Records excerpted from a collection
━━━━━━━━━━━━━━━━━━━━━━━━━━━━━━
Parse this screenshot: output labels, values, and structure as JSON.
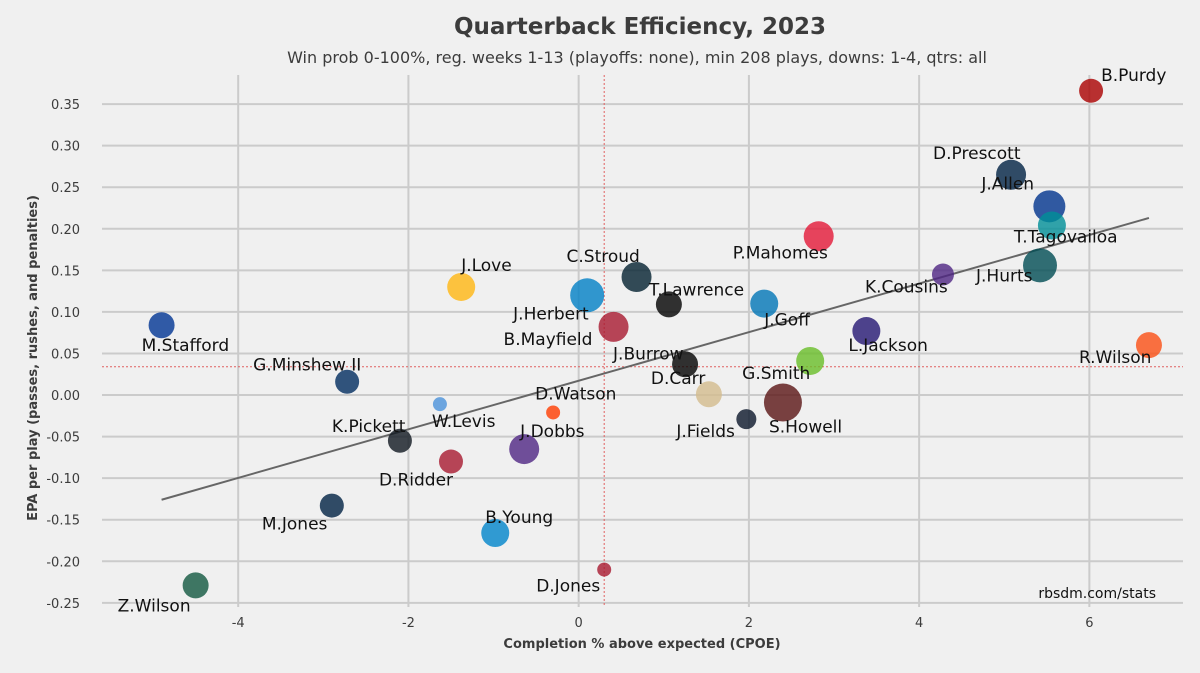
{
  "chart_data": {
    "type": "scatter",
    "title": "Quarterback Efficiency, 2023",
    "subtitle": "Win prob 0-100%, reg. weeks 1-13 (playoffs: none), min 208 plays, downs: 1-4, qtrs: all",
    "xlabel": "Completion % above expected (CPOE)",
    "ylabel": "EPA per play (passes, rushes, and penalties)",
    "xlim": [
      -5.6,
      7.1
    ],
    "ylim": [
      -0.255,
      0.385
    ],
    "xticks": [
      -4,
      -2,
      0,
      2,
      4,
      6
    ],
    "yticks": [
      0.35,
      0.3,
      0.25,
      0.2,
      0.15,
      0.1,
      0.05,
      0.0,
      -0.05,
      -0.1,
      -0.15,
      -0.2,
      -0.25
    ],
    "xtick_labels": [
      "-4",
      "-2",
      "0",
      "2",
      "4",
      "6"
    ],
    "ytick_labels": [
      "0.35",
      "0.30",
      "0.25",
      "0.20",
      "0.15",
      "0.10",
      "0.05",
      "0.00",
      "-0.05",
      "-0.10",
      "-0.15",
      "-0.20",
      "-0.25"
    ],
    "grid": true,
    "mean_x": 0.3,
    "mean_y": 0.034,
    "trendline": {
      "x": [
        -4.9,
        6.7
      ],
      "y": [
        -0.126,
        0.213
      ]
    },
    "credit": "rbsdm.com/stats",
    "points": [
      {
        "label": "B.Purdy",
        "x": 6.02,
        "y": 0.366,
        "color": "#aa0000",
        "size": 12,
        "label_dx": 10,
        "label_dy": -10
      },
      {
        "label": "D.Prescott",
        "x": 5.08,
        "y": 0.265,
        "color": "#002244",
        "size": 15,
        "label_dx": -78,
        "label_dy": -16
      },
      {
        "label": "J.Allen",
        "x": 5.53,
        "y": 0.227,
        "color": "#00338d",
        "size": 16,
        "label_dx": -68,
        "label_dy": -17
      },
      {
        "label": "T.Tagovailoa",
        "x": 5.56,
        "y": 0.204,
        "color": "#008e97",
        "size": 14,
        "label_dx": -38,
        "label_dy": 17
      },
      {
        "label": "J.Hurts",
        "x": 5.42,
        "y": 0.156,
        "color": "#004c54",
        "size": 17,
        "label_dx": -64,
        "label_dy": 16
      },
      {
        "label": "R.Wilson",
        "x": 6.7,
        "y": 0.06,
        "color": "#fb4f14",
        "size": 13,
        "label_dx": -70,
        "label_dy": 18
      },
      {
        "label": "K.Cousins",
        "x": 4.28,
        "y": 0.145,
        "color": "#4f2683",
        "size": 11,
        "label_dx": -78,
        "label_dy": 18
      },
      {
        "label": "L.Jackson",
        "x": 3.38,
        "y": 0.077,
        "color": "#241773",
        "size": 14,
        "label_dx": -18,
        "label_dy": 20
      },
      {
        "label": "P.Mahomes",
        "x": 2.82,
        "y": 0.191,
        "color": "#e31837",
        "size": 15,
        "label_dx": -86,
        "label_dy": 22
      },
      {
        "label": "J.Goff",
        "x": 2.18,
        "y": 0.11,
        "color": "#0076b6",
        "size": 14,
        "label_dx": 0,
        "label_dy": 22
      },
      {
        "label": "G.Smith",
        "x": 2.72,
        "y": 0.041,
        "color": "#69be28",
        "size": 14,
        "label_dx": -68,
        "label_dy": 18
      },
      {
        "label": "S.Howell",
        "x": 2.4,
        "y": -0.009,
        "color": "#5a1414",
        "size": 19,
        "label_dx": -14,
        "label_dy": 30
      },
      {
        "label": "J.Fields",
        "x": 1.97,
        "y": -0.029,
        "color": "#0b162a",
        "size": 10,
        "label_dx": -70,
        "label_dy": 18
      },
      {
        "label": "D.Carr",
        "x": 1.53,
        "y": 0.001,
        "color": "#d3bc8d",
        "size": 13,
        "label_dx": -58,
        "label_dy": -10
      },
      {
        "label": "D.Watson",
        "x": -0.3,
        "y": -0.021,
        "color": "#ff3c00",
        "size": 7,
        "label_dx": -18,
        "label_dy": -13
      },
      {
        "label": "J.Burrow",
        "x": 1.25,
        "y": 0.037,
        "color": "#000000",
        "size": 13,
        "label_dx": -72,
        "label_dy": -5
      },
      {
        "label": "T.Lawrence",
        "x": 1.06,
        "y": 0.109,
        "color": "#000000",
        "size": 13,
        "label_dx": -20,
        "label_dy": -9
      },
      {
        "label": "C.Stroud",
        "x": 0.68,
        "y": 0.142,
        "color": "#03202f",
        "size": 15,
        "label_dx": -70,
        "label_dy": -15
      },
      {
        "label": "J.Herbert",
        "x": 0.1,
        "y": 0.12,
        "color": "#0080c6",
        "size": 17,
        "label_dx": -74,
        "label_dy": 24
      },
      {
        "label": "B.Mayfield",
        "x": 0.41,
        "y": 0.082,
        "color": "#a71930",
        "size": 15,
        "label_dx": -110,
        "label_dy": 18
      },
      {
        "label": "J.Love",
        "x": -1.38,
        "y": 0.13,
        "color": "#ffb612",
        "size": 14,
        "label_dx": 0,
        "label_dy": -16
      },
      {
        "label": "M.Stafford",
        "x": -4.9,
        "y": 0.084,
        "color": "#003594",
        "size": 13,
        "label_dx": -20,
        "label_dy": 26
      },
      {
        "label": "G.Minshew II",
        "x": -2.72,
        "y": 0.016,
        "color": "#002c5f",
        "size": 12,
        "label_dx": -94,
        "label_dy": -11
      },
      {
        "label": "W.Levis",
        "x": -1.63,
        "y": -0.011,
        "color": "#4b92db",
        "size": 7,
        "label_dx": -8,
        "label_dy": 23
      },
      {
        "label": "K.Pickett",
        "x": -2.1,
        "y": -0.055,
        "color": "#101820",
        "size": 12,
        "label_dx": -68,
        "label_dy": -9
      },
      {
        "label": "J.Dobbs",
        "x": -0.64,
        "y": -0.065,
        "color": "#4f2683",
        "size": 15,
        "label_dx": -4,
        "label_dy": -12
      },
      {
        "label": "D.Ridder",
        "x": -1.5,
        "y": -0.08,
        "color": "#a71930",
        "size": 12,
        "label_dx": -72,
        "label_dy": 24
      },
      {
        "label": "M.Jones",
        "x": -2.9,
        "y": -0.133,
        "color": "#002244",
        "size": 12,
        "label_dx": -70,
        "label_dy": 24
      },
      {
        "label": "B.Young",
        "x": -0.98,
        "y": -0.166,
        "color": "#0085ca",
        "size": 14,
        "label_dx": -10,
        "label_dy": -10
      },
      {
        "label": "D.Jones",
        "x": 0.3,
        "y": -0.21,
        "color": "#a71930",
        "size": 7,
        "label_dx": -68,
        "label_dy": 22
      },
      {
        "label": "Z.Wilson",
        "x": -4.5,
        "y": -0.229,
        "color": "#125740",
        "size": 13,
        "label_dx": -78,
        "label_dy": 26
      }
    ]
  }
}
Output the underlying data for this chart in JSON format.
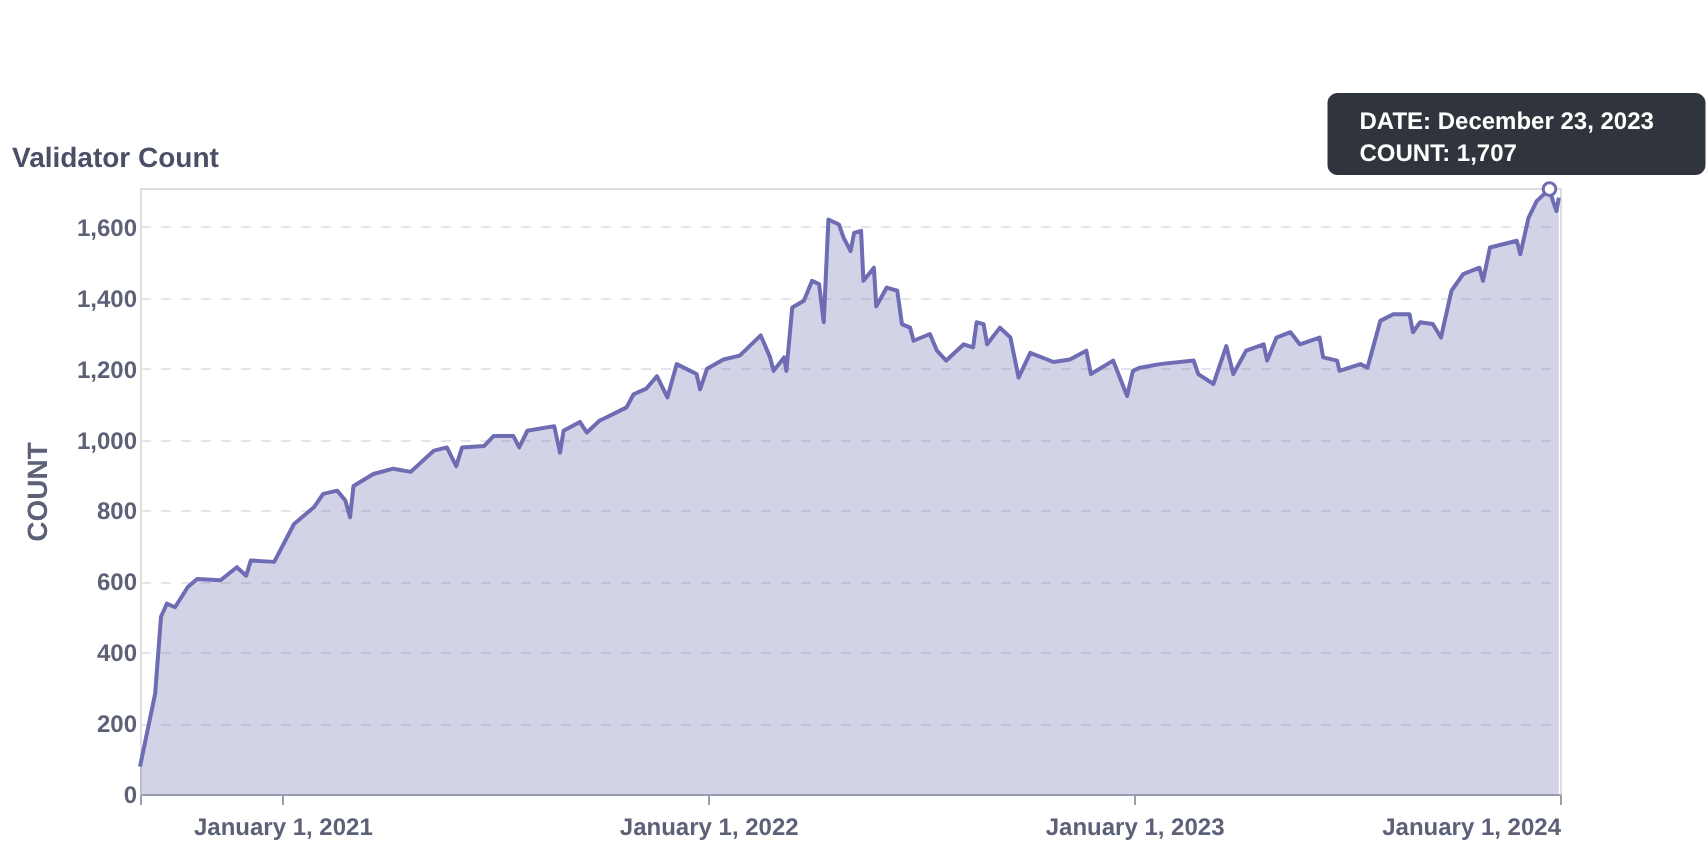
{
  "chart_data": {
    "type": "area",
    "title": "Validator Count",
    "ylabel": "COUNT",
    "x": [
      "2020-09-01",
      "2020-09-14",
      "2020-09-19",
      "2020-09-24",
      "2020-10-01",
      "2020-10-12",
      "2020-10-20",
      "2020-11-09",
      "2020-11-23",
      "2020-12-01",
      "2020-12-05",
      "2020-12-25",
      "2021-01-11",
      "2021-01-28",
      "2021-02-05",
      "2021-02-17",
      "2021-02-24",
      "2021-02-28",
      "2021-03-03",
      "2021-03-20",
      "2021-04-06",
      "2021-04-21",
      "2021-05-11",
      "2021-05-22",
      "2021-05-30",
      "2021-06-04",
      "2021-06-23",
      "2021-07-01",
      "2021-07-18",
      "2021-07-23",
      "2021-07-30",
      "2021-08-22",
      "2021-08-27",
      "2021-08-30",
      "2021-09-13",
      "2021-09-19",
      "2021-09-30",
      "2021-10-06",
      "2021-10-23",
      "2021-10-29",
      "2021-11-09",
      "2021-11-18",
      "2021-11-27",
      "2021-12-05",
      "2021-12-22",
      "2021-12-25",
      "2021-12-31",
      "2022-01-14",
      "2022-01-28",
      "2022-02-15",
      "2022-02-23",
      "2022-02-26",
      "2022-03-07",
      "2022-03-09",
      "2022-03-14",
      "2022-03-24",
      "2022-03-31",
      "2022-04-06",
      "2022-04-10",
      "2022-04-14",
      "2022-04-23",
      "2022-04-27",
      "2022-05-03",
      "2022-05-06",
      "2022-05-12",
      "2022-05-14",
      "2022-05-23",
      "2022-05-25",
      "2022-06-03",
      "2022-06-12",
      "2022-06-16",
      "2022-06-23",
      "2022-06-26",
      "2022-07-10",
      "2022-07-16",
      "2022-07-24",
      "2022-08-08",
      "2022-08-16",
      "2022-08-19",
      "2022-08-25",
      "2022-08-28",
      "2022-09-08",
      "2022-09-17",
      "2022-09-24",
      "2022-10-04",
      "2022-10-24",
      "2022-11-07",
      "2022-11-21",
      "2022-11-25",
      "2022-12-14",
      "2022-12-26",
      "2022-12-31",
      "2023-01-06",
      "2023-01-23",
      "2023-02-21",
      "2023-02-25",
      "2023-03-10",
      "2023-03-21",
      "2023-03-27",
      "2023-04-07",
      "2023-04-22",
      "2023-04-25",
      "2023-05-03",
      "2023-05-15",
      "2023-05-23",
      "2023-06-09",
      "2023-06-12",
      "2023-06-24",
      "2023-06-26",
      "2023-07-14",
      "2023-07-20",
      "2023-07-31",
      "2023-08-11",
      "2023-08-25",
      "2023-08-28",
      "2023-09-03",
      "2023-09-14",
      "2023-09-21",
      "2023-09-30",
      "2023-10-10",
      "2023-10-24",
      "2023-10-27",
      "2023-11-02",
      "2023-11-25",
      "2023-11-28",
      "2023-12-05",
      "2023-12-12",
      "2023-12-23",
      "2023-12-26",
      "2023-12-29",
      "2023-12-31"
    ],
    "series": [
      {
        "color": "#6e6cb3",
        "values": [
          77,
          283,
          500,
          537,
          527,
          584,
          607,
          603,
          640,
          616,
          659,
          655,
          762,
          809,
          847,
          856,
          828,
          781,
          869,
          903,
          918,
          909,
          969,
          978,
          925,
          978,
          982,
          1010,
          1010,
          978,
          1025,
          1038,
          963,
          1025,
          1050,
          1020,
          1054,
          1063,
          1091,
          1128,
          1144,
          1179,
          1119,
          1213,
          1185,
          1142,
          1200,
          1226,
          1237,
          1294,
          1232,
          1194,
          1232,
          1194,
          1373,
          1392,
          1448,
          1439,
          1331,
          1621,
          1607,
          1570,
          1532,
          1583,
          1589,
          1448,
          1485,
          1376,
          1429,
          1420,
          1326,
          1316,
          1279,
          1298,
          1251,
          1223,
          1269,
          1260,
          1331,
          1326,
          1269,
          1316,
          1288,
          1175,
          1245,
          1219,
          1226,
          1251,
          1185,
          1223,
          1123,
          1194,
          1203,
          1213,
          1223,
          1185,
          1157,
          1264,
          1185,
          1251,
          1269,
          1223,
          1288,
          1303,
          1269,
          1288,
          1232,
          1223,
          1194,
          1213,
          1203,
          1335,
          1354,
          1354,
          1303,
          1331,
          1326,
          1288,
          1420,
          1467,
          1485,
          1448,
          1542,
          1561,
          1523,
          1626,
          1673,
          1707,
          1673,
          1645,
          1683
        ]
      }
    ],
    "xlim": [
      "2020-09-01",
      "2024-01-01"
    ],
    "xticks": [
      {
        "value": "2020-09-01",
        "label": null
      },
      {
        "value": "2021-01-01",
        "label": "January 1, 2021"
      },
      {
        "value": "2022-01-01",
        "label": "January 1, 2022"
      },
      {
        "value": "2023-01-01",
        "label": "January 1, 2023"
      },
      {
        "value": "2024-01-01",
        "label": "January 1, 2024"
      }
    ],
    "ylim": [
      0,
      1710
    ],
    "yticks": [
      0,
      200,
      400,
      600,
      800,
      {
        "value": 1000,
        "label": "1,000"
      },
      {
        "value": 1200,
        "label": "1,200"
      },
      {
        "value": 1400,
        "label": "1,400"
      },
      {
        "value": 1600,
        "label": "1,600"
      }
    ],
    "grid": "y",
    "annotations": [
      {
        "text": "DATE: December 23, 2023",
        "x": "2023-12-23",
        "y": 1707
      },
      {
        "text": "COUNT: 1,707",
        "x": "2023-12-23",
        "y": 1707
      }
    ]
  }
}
━━━━━━━━━━━━━━━━━━━━━━━━━━━━━━
Short task
Which lines in the data above contain "January"? Show each one.

Full response
        "label": "January 1, 2021"
        "label": "January 1, 2022"
        "label": "January 1, 2023"
        "label": "January 1, 2024"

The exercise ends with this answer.